> _Task details_: In your copy, include every line of the listing below exactly but none of the pictures.

> _Figure dataset records_:
-=-=-
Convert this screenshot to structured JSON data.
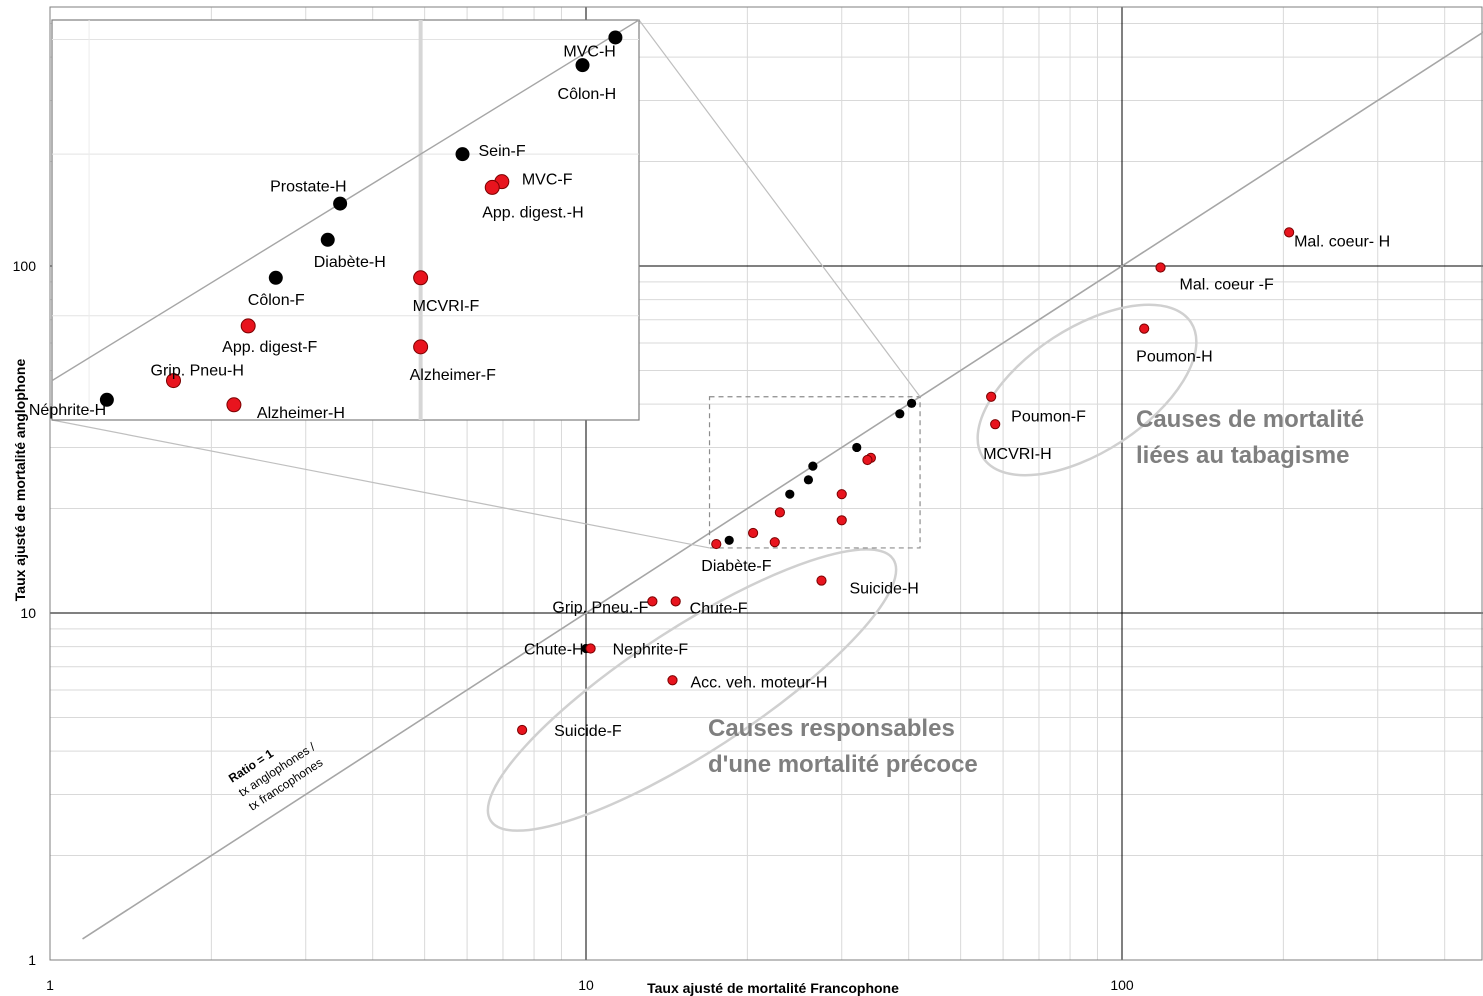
{
  "chart_data": {
    "type": "scatter",
    "scale": "log-log",
    "xlabel": "Taux ajusté de mortalité Francophone",
    "ylabel": "Taux ajusté de mortalité anglophone",
    "xlim": [
      1,
      700
    ],
    "ylim": [
      1,
      500
    ],
    "x_ticks": [
      "1",
      "10",
      "100"
    ],
    "y_ticks": [
      "1",
      "10",
      "100"
    ],
    "grid": true,
    "reference_line": {
      "label_1": "Ratio = 1",
      "label_2": "tx anglophones /",
      "label_3": "tx francophones"
    },
    "group_annotations": [
      {
        "line1": "Causes de  mortalité",
        "line2": "liées au tabagisme"
      },
      {
        "line1": "Causes responsables",
        "line2": "d'une mortalité  précoce"
      }
    ],
    "points": [
      {
        "label": "Mal. coeur- H",
        "x": 205,
        "y": 125,
        "color": "red"
      },
      {
        "label": "Mal. coeur -F",
        "x": 118,
        "y": 99,
        "color": "red"
      },
      {
        "label": "Poumon-H",
        "x": 110,
        "y": 66,
        "color": "red"
      },
      {
        "label": "Poumon-F",
        "x": 57,
        "y": 42,
        "color": "red"
      },
      {
        "label": "MCVRI-H",
        "x": 58,
        "y": 35,
        "color": "red"
      },
      {
        "label": "Diabète-F",
        "x": 17.5,
        "y": 15.8,
        "color": "red"
      },
      {
        "label": "Suicide-H",
        "x": 27.5,
        "y": 12.4,
        "color": "red"
      },
      {
        "label": "Grip. Pneu.-F",
        "x": 13.3,
        "y": 10.8,
        "color": "red"
      },
      {
        "label": "Chute-F",
        "x": 14.7,
        "y": 10.8,
        "color": "red"
      },
      {
        "label": "Chute-H",
        "x": 10.0,
        "y": 7.9,
        "color": "black"
      },
      {
        "label": "Nephrite-F",
        "x": 10.2,
        "y": 7.9,
        "color": "red"
      },
      {
        "label": "Acc. veh. moteur-H",
        "x": 14.5,
        "y": 6.4,
        "color": "red"
      },
      {
        "label": "Suicide-F",
        "x": 7.6,
        "y": 4.6,
        "color": "red"
      }
    ],
    "zoom_points": [
      {
        "label": "MVC-H",
        "x": 40.5,
        "y": 40.2,
        "color": "black"
      },
      {
        "label": "Côlon-H",
        "x": 38.5,
        "y": 37.5,
        "color": "black"
      },
      {
        "label": "Sein-F",
        "x": 32.0,
        "y": 30.0,
        "color": "black"
      },
      {
        "label": "MVC-F",
        "x": 34.0,
        "y": 28.0,
        "color": "red"
      },
      {
        "label": "App. digest.-H",
        "x": 33.5,
        "y": 27.6,
        "color": "red"
      },
      {
        "label": "Prostate-H",
        "x": 26.5,
        "y": 26.5,
        "color": "black"
      },
      {
        "label": "Diabète-H",
        "x": 26.0,
        "y": 24.2,
        "color": "black"
      },
      {
        "label": "MCVRI-F",
        "x": 30.0,
        "y": 22.0,
        "color": "red"
      },
      {
        "label": "Côlon-F",
        "x": 24.0,
        "y": 22.0,
        "color": "black"
      },
      {
        "label": "App. digest-F",
        "x": 23.0,
        "y": 19.5,
        "color": "red"
      },
      {
        "label": "Alzheimer-F",
        "x": 30.0,
        "y": 18.5,
        "color": "red"
      },
      {
        "label": "Grip. Pneu-H",
        "x": 20.5,
        "y": 17.0,
        "color": "red"
      },
      {
        "label": "Alzheimer-H",
        "x": 22.5,
        "y": 16.0,
        "color": "red"
      },
      {
        "label": "Néphrite-H",
        "x": 18.5,
        "y": 16.2,
        "color": "black"
      }
    ],
    "colors": {
      "red": "#e8141e",
      "black": "#000000"
    }
  }
}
-=-=-
> _Result of this exercise_:
Convert this screenshot to structured JSON data.
{
  "chart_data": {
    "type": "scatter",
    "scale": "log-log",
    "xlabel": "Taux ajusté de mortalité Francophone",
    "ylabel": "Taux ajusté de mortalité anglophone",
    "xlim": [
      1,
      700
    ],
    "ylim": [
      1,
      500
    ],
    "x_ticks": [
      "1",
      "10",
      "100"
    ],
    "y_ticks": [
      "1",
      "10",
      "100"
    ],
    "grid": true,
    "reference_line": {
      "label_1": "Ratio = 1",
      "label_2": "tx anglophones /",
      "label_3": "tx francophones"
    },
    "group_annotations": [
      {
        "line1": "Causes de  mortalité",
        "line2": "liées au tabagisme"
      },
      {
        "line1": "Causes responsables",
        "line2": "d'une mortalité  précoce"
      }
    ],
    "points": [
      {
        "label": "Mal. coeur- H",
        "x": 205,
        "y": 125,
        "color": "red"
      },
      {
        "label": "Mal. coeur -F",
        "x": 118,
        "y": 99,
        "color": "red"
      },
      {
        "label": "Poumon-H",
        "x": 110,
        "y": 66,
        "color": "red"
      },
      {
        "label": "Poumon-F",
        "x": 57,
        "y": 42,
        "color": "red"
      },
      {
        "label": "MCVRI-H",
        "x": 58,
        "y": 35,
        "color": "red"
      },
      {
        "label": "Diabète-F",
        "x": 17.5,
        "y": 15.8,
        "color": "red"
      },
      {
        "label": "Suicide-H",
        "x": 27.5,
        "y": 12.4,
        "color": "red"
      },
      {
        "label": "Grip. Pneu.-F",
        "x": 13.3,
        "y": 10.8,
        "color": "red"
      },
      {
        "label": "Chute-F",
        "x": 14.7,
        "y": 10.8,
        "color": "red"
      },
      {
        "label": "Chute-H",
        "x": 10.0,
        "y": 7.9,
        "color": "black"
      },
      {
        "label": "Nephrite-F",
        "x": 10.2,
        "y": 7.9,
        "color": "red"
      },
      {
        "label": "Acc. veh. moteur-H",
        "x": 14.5,
        "y": 6.4,
        "color": "red"
      },
      {
        "label": "Suicide-F",
        "x": 7.6,
        "y": 4.6,
        "color": "red"
      }
    ],
    "zoom_points": [
      {
        "label": "MVC-H",
        "x": 40.5,
        "y": 40.2,
        "color": "black"
      },
      {
        "label": "Côlon-H",
        "x": 38.5,
        "y": 37.5,
        "color": "black"
      },
      {
        "label": "Sein-F",
        "x": 32.0,
        "y": 30.0,
        "color": "black"
      },
      {
        "label": "MVC-F",
        "x": 34.0,
        "y": 28.0,
        "color": "red"
      },
      {
        "label": "App. digest.-H",
        "x": 33.5,
        "y": 27.6,
        "color": "red"
      },
      {
        "label": "Prostate-H",
        "x": 26.5,
        "y": 26.5,
        "color": "black"
      },
      {
        "label": "Diabète-H",
        "x": 26.0,
        "y": 24.2,
        "color": "black"
      },
      {
        "label": "MCVRI-F",
        "x": 30.0,
        "y": 22.0,
        "color": "red"
      },
      {
        "label": "Côlon-F",
        "x": 24.0,
        "y": 22.0,
        "color": "black"
      },
      {
        "label": "App. digest-F",
        "x": 23.0,
        "y": 19.5,
        "color": "red"
      },
      {
        "label": "Alzheimer-F",
        "x": 30.0,
        "y": 18.5,
        "color": "red"
      },
      {
        "label": "Grip. Pneu-H",
        "x": 20.5,
        "y": 17.0,
        "color": "red"
      },
      {
        "label": "Alzheimer-H",
        "x": 22.5,
        "y": 16.0,
        "color": "red"
      },
      {
        "label": "Néphrite-H",
        "x": 18.5,
        "y": 16.2,
        "color": "black"
      }
    ],
    "colors": {
      "red": "#e8141e",
      "black": "#000000"
    }
  }
}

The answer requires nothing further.